(Stored records)
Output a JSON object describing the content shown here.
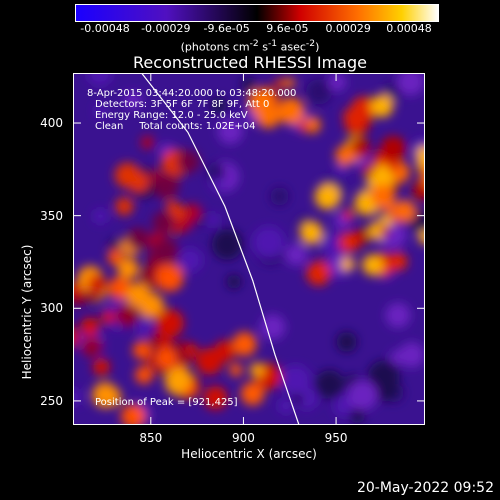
{
  "colorbar": {
    "ticks": [
      "-0.00048",
      "-0.00029",
      "-9.6e-05",
      "9.6e-05",
      "0.00029",
      "0.00048"
    ],
    "unit_prefix": "(photons cm",
    "unit_sup1": "-2",
    "unit_mid": " s",
    "unit_sup2": "-1",
    "unit_mid2": " asec",
    "unit_sup3": "-2",
    "unit_suffix": ")"
  },
  "chart_data": {
    "type": "heatmap",
    "title": "Reconstructed RHESSI Image",
    "xlabel": "Heliocentric X (arcsec)",
    "ylabel": "Heliocentric Y (arcsec)",
    "xlim": [
      808,
      998
    ],
    "ylim": [
      237,
      427
    ],
    "xticks": [
      "850",
      "900",
      "950"
    ],
    "xtick_values": [
      850,
      900,
      950
    ],
    "yticks": [
      "250",
      "300",
      "350",
      "400"
    ],
    "ytick_values": [
      250,
      300,
      350,
      400
    ],
    "colorbar_range": [
      -0.00048,
      0.00048
    ],
    "peak": {
      "x": 921,
      "y": 425
    },
    "limb_curve": [
      [
        845,
        427
      ],
      [
        870,
        395
      ],
      [
        890,
        355
      ],
      [
        905,
        315
      ],
      [
        917,
        275
      ],
      [
        930,
        237
      ]
    ],
    "annotations": {
      "line1": "8-Apr-2015 03:44:20.000 to 03:48:20.000",
      "line2": "Detectors: 3F 5F 6F 7F 8F 9F, Att 0",
      "line3": "Energy Range: 12.0 - 25.0 keV",
      "line4": "Clean     Total counts: 1.02E+04",
      "peak_label": "Position of Peak = [921,425]"
    }
  },
  "footer": {
    "date": "20-May-2022 09:52"
  }
}
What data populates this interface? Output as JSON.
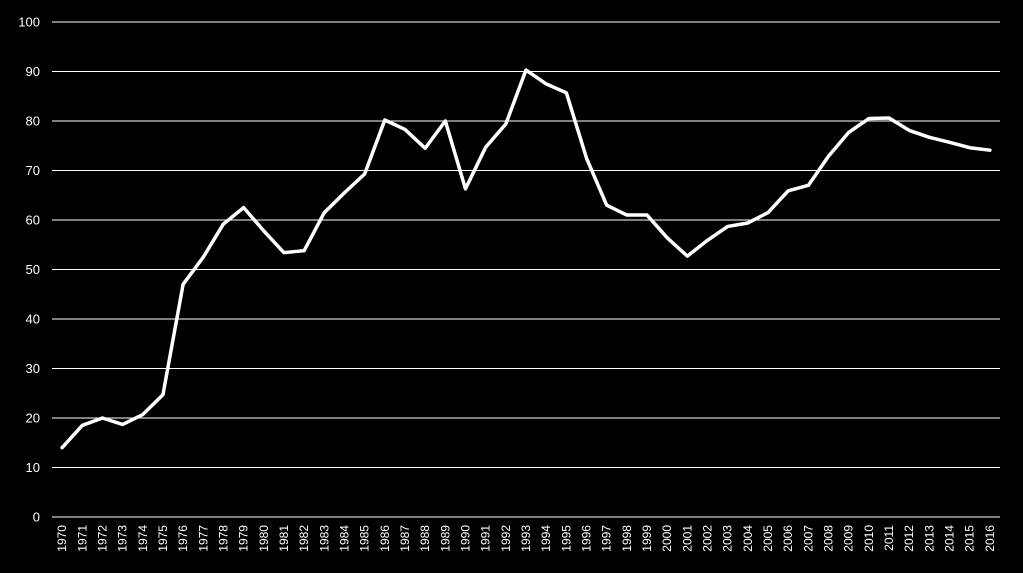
{
  "chart_data": {
    "type": "line",
    "title": "",
    "xlabel": "",
    "ylabel": "",
    "x": [
      "1970",
      "1971",
      "1972",
      "1973",
      "1974",
      "1975",
      "1976",
      "1977",
      "1978",
      "1979",
      "1980",
      "1981",
      "1982",
      "1983",
      "1984",
      "1985",
      "1986",
      "1987",
      "1988",
      "1989",
      "1990",
      "1991",
      "1992",
      "1993",
      "1994",
      "1995",
      "1996",
      "1997",
      "1998",
      "1999",
      "2000",
      "2001",
      "2002",
      "2003",
      "2004",
      "2005",
      "2006",
      "2007",
      "2008",
      "2009",
      "2010",
      "2011",
      "2012",
      "2013",
      "2014",
      "2015",
      "2016"
    ],
    "series": [
      {
        "values": [
          14,
          18.5,
          20,
          18.7,
          20.7,
          24.7,
          47,
          52.5,
          59.2,
          62.5,
          57.8,
          53.4,
          53.8,
          61.5,
          65.5,
          69.3,
          80.2,
          78.3,
          74.5,
          80,
          66.3,
          74.7,
          79.4,
          90.3,
          87.5,
          85.7,
          72.5,
          63,
          61,
          61,
          56.4,
          52.7,
          55.9,
          58.7,
          59.4,
          61.5,
          65.9,
          67,
          72.9,
          77.7,
          80.5,
          80.6,
          78.1,
          76.7,
          75.7,
          74.6,
          74.1
        ]
      }
    ],
    "ylim": [
      0,
      100
    ],
    "yticks": [
      "0",
      "10",
      "20",
      "30",
      "40",
      "50",
      "60",
      "70",
      "80",
      "90",
      "100"
    ],
    "grid": true,
    "legend": "none",
    "colors": {
      "background": "#000000",
      "line": "#ffffff",
      "grid": "#ffffff",
      "text": "#ffffff"
    }
  }
}
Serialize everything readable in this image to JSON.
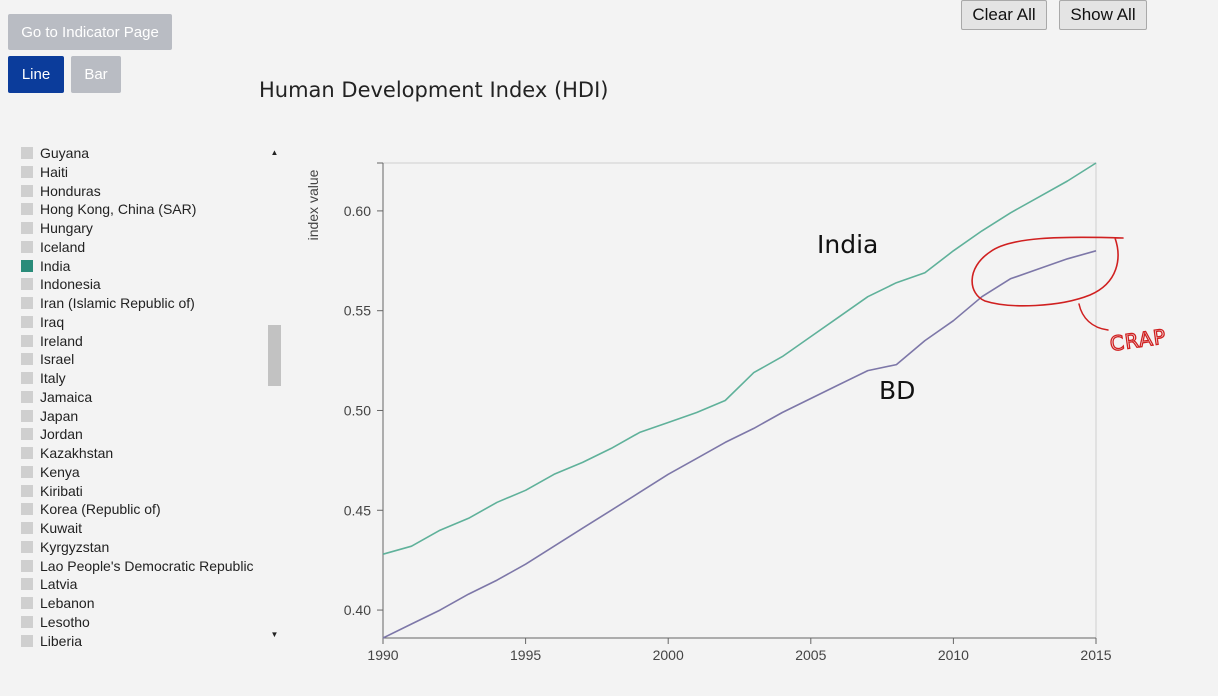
{
  "toolbar": {
    "indicator_label": "Go to Indicator Page",
    "line_label": "Line",
    "bar_label": "Bar",
    "clear_label": "Clear All",
    "show_label": "Show All"
  },
  "countries": [
    {
      "name": "Guyana",
      "selected": false
    },
    {
      "name": "Haiti",
      "selected": false
    },
    {
      "name": "Honduras",
      "selected": false
    },
    {
      "name": "Hong Kong, China (SAR)",
      "selected": false
    },
    {
      "name": "Hungary",
      "selected": false
    },
    {
      "name": "Iceland",
      "selected": false
    },
    {
      "name": "India",
      "selected": true
    },
    {
      "name": "Indonesia",
      "selected": false
    },
    {
      "name": "Iran (Islamic Republic of)",
      "selected": false
    },
    {
      "name": "Iraq",
      "selected": false
    },
    {
      "name": "Ireland",
      "selected": false
    },
    {
      "name": "Israel",
      "selected": false
    },
    {
      "name": "Italy",
      "selected": false
    },
    {
      "name": "Jamaica",
      "selected": false
    },
    {
      "name": "Japan",
      "selected": false
    },
    {
      "name": "Jordan",
      "selected": false
    },
    {
      "name": "Kazakhstan",
      "selected": false
    },
    {
      "name": "Kenya",
      "selected": false
    },
    {
      "name": "Kiribati",
      "selected": false
    },
    {
      "name": "Korea (Republic of)",
      "selected": false
    },
    {
      "name": "Kuwait",
      "selected": false
    },
    {
      "name": "Kyrgyzstan",
      "selected": false
    },
    {
      "name": "Lao People's Democratic Republic",
      "selected": false
    },
    {
      "name": "Latvia",
      "selected": false
    },
    {
      "name": "Lebanon",
      "selected": false
    },
    {
      "name": "Lesotho",
      "selected": false
    },
    {
      "name": "Liberia",
      "selected": false
    }
  ],
  "colors": {
    "selected_swatch": "#2a8c7a",
    "unselected_swatch": "#cfcfcf",
    "series_india": "#5fb19a",
    "series_bd": "#7d77a8",
    "annotation": "#d02020"
  },
  "annotations": {
    "india_label": "India",
    "bd_label": "BD",
    "scrawl": "CRAP"
  },
  "chart_data": {
    "type": "line",
    "title": "Human Development Index (HDI)",
    "xlabel": "",
    "ylabel": "index value",
    "xlim": [
      1990,
      2015
    ],
    "ylim": [
      0.386,
      0.624
    ],
    "xticks": [
      1990,
      1995,
      2000,
      2005,
      2010,
      2015
    ],
    "yticks": [
      0.4,
      0.45,
      0.5,
      0.55,
      0.6
    ],
    "ytick_labels": [
      "0.40",
      "0.45",
      "0.50",
      "0.55",
      "0.60"
    ],
    "grid": false,
    "x": [
      1990,
      1991,
      1992,
      1993,
      1994,
      1995,
      1996,
      1997,
      1998,
      1999,
      2000,
      2001,
      2002,
      2003,
      2004,
      2005,
      2006,
      2007,
      2008,
      2009,
      2010,
      2011,
      2012,
      2013,
      2014,
      2015
    ],
    "series": [
      {
        "values": [
          0.428,
          0.432,
          0.44,
          0.446,
          0.454,
          0.46,
          0.468,
          0.474,
          0.481,
          0.489,
          0.494,
          0.499,
          0.505,
          0.519,
          0.527,
          0.537,
          0.547,
          0.557,
          0.564,
          0.569,
          0.58,
          0.59,
          0.599,
          0.607,
          0.615,
          0.624
        ]
      },
      {
        "values": [
          0.386,
          0.393,
          0.4,
          0.408,
          0.415,
          0.423,
          0.432,
          0.441,
          0.45,
          0.459,
          0.468,
          0.476,
          0.484,
          0.491,
          0.499,
          0.506,
          0.513,
          0.52,
          0.523,
          0.535,
          0.545,
          0.557,
          0.566,
          0.571,
          0.576,
          0.58
        ]
      }
    ]
  }
}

Directions for this task
Go back to the records above and write them out exactly, without the pictures.

Completed exercise
Output a JSON object describing the content shown here.
{
  "colorbar": {
    "ticks": [
      "-0.00048",
      "-0.00029",
      "-9.6e-05",
      "9.6e-05",
      "0.00029",
      "0.00048"
    ],
    "unit_prefix": "(photons cm",
    "unit_sup1": "-2",
    "unit_mid": " s",
    "unit_sup2": "-1",
    "unit_mid2": " asec",
    "unit_sup3": "-2",
    "unit_suffix": ")"
  },
  "chart_data": {
    "type": "heatmap",
    "title": "Reconstructed RHESSI Image",
    "xlabel": "Heliocentric X (arcsec)",
    "ylabel": "Heliocentric Y (arcsec)",
    "xlim": [
      808,
      998
    ],
    "ylim": [
      237,
      427
    ],
    "xticks": [
      "850",
      "900",
      "950"
    ],
    "xtick_values": [
      850,
      900,
      950
    ],
    "yticks": [
      "250",
      "300",
      "350",
      "400"
    ],
    "ytick_values": [
      250,
      300,
      350,
      400
    ],
    "colorbar_range": [
      -0.00048,
      0.00048
    ],
    "peak": {
      "x": 921,
      "y": 425
    },
    "limb_curve": [
      [
        845,
        427
      ],
      [
        870,
        395
      ],
      [
        890,
        355
      ],
      [
        905,
        315
      ],
      [
        917,
        275
      ],
      [
        930,
        237
      ]
    ],
    "annotations": {
      "line1": "8-Apr-2015 03:44:20.000 to 03:48:20.000",
      "line2": "Detectors: 3F 5F 6F 7F 8F 9F, Att 0",
      "line3": "Energy Range: 12.0 - 25.0 keV",
      "line4": "Clean     Total counts: 1.02E+04",
      "peak_label": "Position of Peak = [921,425]"
    }
  },
  "footer": {
    "date": "20-May-2022 09:52"
  }
}
What data populates this interface? Output as JSON.
{
  "chart_data": {
    "type": "line",
    "title": "",
    "xlabel": "",
    "ylabel": "",
    "x": [
      "1970",
      "1971",
      "1972",
      "1973",
      "1974",
      "1975",
      "1976",
      "1977",
      "1978",
      "1979",
      "1980",
      "1981",
      "1982",
      "1983",
      "1984",
      "1985",
      "1986",
      "1987",
      "1988",
      "1989",
      "1990",
      "1991",
      "1992",
      "1993",
      "1994",
      "1995",
      "1996",
      "1997",
      "1998",
      "1999",
      "2000",
      "2001",
      "2002",
      "2003",
      "2004",
      "2005",
      "2006",
      "2007",
      "2008",
      "2009",
      "2010",
      "2011",
      "2012",
      "2013",
      "2014",
      "2015",
      "2016"
    ],
    "series": [
      {
        "values": [
          14,
          18.5,
          20,
          18.7,
          20.7,
          24.7,
          47,
          52.5,
          59.2,
          62.5,
          57.8,
          53.4,
          53.8,
          61.5,
          65.5,
          69.3,
          80.2,
          78.3,
          74.5,
          80,
          66.3,
          74.7,
          79.4,
          90.3,
          87.5,
          85.7,
          72.5,
          63,
          61,
          61,
          56.4,
          52.7,
          55.9,
          58.7,
          59.4,
          61.5,
          65.9,
          67,
          72.9,
          77.7,
          80.5,
          80.6,
          78.1,
          76.7,
          75.7,
          74.6,
          74.1
        ]
      }
    ],
    "ylim": [
      0,
      100
    ],
    "yticks": [
      "0",
      "10",
      "20",
      "30",
      "40",
      "50",
      "60",
      "70",
      "80",
      "90",
      "100"
    ],
    "grid": true,
    "legend": "none",
    "colors": {
      "background": "#000000",
      "line": "#ffffff",
      "grid": "#ffffff",
      "text": "#ffffff"
    }
  }
}
Serialize everything readable in this image to JSON.
{
  "toolbar": {
    "indicator_label": "Go to Indicator Page",
    "line_label": "Line",
    "bar_label": "Bar",
    "clear_label": "Clear All",
    "show_label": "Show All"
  },
  "countries": [
    {
      "name": "Guyana",
      "selected": false
    },
    {
      "name": "Haiti",
      "selected": false
    },
    {
      "name": "Honduras",
      "selected": false
    },
    {
      "name": "Hong Kong, China (SAR)",
      "selected": false
    },
    {
      "name": "Hungary",
      "selected": false
    },
    {
      "name": "Iceland",
      "selected": false
    },
    {
      "name": "India",
      "selected": true
    },
    {
      "name": "Indonesia",
      "selected": false
    },
    {
      "name": "Iran (Islamic Republic of)",
      "selected": false
    },
    {
      "name": "Iraq",
      "selected": false
    },
    {
      "name": "Ireland",
      "selected": false
    },
    {
      "name": "Israel",
      "selected": false
    },
    {
      "name": "Italy",
      "selected": false
    },
    {
      "name": "Jamaica",
      "selected": false
    },
    {
      "name": "Japan",
      "selected": false
    },
    {
      "name": "Jordan",
      "selected": false
    },
    {
      "name": "Kazakhstan",
      "selected": false
    },
    {
      "name": "Kenya",
      "selected": false
    },
    {
      "name": "Kiribati",
      "selected": false
    },
    {
      "name": "Korea (Republic of)",
      "selected": false
    },
    {
      "name": "Kuwait",
      "selected": false
    },
    {
      "name": "Kyrgyzstan",
      "selected": false
    },
    {
      "name": "Lao People's Democratic Republic",
      "selected": false
    },
    {
      "name": "Latvia",
      "selected": false
    },
    {
      "name": "Lebanon",
      "selected": false
    },
    {
      "name": "Lesotho",
      "selected": false
    },
    {
      "name": "Liberia",
      "selected": false
    }
  ],
  "colors": {
    "selected_swatch": "#2a8c7a",
    "unselected_swatch": "#cfcfcf",
    "series_india": "#5fb19a",
    "series_bd": "#7d77a8",
    "annotation": "#d02020"
  },
  "annotations": {
    "india_label": "India",
    "bd_label": "BD",
    "scrawl": "CRAP"
  },
  "chart_data": {
    "type": "line",
    "title": "Human Development Index (HDI)",
    "xlabel": "",
    "ylabel": "index value",
    "xlim": [
      1990,
      2015
    ],
    "ylim": [
      0.386,
      0.624
    ],
    "xticks": [
      1990,
      1995,
      2000,
      2005,
      2010,
      2015
    ],
    "yticks": [
      0.4,
      0.45,
      0.5,
      0.55,
      0.6
    ],
    "ytick_labels": [
      "0.40",
      "0.45",
      "0.50",
      "0.55",
      "0.60"
    ],
    "grid": false,
    "x": [
      1990,
      1991,
      1992,
      1993,
      1994,
      1995,
      1996,
      1997,
      1998,
      1999,
      2000,
      2001,
      2002,
      2003,
      2004,
      2005,
      2006,
      2007,
      2008,
      2009,
      2010,
      2011,
      2012,
      2013,
      2014,
      2015
    ],
    "series": [
      {
        "values": [
          0.428,
          0.432,
          0.44,
          0.446,
          0.454,
          0.46,
          0.468,
          0.474,
          0.481,
          0.489,
          0.494,
          0.499,
          0.505,
          0.519,
          0.527,
          0.537,
          0.547,
          0.557,
          0.564,
          0.569,
          0.58,
          0.59,
          0.599,
          0.607,
          0.615,
          0.624
        ]
      },
      {
        "values": [
          0.386,
          0.393,
          0.4,
          0.408,
          0.415,
          0.423,
          0.432,
          0.441,
          0.45,
          0.459,
          0.468,
          0.476,
          0.484,
          0.491,
          0.499,
          0.506,
          0.513,
          0.52,
          0.523,
          0.535,
          0.545,
          0.557,
          0.566,
          0.571,
          0.576,
          0.58
        ]
      }
    ]
  }
}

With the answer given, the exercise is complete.